--- EXERCISE DETAILS ---
Read the material below and tally how many lines hold the word "要求你立即执行", giving the number and nothing else.

--- Lines of data ---
◆ ◆ ◆ ◆ ◆
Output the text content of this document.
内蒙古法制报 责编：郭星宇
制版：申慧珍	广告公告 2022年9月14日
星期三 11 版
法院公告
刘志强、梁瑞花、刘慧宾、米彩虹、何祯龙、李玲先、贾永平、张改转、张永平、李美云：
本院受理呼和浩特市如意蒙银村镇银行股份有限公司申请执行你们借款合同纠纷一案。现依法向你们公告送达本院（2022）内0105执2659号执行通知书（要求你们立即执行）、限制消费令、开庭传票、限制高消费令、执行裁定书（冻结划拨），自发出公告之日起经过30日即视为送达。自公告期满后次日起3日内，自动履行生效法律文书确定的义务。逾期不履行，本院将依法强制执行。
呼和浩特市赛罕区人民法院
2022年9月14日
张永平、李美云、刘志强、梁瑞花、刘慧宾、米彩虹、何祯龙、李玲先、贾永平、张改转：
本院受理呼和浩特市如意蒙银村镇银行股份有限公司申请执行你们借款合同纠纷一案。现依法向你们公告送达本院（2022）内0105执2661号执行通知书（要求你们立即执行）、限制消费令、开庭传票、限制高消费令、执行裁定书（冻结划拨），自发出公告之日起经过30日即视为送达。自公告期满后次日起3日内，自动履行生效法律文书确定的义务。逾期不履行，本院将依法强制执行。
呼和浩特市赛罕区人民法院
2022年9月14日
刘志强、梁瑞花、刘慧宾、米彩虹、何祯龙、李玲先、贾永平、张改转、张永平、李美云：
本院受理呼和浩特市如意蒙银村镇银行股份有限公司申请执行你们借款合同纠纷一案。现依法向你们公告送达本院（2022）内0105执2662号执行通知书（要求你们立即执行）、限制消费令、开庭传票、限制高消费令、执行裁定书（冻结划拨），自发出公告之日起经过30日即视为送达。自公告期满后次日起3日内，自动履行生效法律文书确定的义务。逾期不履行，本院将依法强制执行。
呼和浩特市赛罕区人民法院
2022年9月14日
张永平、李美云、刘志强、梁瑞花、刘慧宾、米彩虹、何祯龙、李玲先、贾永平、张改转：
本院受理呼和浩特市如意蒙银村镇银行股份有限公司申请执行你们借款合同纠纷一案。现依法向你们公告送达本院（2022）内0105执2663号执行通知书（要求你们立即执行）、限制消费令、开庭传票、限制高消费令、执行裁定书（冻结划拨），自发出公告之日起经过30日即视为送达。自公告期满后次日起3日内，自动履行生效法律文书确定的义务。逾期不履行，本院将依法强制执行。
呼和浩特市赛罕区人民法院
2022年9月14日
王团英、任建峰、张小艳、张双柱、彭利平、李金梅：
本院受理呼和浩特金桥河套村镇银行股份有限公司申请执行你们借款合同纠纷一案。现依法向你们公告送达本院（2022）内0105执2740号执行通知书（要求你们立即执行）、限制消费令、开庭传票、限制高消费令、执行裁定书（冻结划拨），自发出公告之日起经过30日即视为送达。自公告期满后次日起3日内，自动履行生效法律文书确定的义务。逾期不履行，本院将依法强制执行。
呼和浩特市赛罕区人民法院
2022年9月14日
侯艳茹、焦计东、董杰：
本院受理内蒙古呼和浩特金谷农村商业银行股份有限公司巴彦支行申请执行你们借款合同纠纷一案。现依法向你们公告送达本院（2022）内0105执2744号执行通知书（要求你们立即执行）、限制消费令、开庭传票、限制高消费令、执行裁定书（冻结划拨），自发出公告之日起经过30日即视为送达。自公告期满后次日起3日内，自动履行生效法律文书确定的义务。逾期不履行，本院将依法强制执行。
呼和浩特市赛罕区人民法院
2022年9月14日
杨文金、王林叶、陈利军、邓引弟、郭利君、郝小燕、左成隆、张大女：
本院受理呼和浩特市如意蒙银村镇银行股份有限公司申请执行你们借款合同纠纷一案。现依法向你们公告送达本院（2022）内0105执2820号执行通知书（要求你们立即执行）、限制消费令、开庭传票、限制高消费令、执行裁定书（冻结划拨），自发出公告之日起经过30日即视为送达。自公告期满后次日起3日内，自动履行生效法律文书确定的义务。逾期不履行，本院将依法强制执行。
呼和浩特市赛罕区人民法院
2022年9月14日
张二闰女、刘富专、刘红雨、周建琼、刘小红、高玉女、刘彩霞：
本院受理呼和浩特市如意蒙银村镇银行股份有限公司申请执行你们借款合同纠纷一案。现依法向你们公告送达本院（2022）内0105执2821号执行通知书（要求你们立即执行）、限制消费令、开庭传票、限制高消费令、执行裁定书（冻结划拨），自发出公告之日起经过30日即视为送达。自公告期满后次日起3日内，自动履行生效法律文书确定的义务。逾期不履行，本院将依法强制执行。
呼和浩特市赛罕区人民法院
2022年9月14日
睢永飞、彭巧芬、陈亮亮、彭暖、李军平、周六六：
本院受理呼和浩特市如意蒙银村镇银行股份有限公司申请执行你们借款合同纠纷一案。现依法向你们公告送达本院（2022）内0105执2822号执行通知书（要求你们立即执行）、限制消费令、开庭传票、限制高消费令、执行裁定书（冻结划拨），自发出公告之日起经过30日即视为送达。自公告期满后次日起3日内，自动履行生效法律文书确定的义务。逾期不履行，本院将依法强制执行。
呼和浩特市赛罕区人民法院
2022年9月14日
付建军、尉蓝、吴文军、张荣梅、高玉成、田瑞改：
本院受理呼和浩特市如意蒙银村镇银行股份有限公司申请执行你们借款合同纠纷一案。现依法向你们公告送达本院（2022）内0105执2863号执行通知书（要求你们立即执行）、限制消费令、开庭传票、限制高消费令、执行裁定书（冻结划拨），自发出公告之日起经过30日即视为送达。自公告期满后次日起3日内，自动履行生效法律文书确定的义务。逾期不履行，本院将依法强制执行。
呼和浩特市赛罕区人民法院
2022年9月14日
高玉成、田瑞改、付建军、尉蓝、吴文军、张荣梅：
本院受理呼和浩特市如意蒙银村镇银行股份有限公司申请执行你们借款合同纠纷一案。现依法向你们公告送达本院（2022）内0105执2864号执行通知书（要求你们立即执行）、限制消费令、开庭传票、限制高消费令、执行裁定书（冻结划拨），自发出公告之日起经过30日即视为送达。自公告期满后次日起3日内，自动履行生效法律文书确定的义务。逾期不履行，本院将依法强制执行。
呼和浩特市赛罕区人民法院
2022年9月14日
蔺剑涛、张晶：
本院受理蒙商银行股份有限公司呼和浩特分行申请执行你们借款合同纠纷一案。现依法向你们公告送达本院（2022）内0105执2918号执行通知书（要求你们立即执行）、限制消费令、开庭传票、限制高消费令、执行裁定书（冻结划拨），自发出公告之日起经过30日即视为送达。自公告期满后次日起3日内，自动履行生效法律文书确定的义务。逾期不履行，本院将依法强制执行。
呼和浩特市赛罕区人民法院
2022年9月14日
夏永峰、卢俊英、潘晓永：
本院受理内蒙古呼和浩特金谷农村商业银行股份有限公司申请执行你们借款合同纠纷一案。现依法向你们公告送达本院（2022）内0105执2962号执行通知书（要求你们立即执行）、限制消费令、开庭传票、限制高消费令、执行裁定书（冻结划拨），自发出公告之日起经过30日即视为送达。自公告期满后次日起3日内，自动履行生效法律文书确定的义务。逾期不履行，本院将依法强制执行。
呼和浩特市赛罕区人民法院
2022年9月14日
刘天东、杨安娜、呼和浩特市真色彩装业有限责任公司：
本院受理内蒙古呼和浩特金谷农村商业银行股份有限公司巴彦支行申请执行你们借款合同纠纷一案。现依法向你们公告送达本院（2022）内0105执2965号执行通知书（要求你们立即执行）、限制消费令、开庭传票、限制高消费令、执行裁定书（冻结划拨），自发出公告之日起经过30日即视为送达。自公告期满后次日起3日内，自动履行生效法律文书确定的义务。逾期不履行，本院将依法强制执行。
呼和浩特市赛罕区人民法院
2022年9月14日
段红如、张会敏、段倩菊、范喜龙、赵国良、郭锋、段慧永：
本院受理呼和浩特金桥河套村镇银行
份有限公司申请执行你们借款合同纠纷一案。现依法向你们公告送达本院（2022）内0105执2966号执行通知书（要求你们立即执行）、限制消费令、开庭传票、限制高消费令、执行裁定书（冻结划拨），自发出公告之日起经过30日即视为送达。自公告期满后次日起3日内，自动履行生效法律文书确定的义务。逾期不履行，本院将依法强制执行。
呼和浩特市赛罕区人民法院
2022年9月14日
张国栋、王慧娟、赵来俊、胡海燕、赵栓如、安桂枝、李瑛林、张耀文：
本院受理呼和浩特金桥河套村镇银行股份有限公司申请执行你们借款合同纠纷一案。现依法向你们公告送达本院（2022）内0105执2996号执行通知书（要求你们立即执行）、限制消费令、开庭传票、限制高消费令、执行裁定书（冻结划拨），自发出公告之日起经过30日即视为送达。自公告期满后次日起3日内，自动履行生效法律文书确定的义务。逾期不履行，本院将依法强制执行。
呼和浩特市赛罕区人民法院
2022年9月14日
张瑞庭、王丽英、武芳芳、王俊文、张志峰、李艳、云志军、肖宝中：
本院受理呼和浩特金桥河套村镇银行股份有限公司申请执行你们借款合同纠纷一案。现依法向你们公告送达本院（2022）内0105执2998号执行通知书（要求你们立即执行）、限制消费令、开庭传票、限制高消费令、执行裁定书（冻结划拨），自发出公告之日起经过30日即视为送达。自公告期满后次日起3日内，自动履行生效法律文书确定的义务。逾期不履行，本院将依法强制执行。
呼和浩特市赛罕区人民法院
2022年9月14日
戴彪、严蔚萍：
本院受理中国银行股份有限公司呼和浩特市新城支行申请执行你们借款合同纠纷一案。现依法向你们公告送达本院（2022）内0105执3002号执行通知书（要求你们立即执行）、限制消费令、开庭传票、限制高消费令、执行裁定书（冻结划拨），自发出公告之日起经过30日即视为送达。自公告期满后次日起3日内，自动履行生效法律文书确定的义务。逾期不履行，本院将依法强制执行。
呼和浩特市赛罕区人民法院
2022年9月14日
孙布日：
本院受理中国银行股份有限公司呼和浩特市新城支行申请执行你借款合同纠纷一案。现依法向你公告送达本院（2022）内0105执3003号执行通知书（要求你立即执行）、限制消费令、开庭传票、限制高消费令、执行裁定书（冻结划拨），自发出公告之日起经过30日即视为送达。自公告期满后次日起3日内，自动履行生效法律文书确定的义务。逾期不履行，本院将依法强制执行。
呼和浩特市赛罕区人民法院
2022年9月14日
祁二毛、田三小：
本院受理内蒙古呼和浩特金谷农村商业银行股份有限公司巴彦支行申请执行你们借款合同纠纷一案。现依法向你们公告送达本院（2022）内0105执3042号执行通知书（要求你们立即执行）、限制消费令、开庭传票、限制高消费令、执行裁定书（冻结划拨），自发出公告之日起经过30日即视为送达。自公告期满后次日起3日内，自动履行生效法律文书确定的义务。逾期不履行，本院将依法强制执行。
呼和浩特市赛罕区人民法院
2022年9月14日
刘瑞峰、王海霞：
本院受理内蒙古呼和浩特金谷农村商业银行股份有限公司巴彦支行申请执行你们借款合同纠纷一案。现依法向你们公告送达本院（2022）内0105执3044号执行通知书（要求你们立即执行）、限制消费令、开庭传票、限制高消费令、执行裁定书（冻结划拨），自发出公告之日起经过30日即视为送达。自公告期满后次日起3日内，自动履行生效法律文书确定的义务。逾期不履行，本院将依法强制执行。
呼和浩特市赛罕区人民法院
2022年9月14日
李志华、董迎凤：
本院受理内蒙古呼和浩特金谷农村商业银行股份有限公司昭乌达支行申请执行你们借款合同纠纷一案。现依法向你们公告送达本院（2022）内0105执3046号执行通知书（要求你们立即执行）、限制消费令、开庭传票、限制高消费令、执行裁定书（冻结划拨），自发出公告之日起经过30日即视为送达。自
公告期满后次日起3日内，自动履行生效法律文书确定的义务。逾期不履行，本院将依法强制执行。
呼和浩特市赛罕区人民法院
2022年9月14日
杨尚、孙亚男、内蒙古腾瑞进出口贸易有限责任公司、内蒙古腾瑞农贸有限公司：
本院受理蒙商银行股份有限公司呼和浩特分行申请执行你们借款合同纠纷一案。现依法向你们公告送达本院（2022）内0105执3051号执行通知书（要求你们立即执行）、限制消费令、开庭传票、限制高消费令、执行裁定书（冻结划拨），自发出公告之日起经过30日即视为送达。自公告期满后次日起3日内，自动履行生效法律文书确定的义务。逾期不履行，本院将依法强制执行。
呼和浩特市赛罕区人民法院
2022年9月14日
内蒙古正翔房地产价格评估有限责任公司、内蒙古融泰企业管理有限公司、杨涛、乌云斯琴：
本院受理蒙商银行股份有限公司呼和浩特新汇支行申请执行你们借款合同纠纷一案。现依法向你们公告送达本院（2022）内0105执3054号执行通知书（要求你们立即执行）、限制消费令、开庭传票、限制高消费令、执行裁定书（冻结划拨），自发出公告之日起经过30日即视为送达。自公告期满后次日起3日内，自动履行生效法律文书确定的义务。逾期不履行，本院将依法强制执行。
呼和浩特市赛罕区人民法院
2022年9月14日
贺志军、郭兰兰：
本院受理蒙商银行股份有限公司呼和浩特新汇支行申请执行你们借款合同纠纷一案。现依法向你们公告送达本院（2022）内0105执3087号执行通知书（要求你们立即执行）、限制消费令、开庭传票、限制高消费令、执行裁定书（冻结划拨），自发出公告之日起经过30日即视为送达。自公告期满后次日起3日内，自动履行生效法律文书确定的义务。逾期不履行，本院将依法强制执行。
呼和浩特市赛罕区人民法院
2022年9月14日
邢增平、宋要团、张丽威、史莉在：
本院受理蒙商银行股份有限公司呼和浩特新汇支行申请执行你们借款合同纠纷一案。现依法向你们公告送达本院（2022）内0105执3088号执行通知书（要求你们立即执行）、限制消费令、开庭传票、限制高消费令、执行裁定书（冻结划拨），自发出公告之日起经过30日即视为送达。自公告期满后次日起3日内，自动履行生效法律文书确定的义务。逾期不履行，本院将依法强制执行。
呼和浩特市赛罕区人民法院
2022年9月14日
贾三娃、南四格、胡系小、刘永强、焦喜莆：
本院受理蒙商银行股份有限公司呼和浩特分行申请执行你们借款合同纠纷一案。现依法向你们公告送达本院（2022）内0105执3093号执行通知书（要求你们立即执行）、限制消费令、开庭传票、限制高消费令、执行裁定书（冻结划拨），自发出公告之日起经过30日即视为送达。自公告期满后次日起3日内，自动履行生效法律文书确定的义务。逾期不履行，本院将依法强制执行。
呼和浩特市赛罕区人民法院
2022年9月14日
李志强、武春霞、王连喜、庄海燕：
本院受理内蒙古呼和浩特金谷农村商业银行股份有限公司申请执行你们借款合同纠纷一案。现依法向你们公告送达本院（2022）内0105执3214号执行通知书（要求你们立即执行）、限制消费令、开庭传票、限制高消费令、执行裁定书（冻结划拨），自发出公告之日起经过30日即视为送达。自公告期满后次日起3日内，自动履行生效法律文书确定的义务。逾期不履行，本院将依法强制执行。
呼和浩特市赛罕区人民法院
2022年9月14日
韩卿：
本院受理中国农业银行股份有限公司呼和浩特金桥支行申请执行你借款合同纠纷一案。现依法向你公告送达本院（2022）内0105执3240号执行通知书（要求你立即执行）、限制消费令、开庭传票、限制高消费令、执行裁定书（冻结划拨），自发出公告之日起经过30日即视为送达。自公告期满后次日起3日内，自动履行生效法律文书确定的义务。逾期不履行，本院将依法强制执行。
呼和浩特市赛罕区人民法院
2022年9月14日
◆ ◆ ◆ ◆ ◆
--- EXERCISE SOLUTION ---
2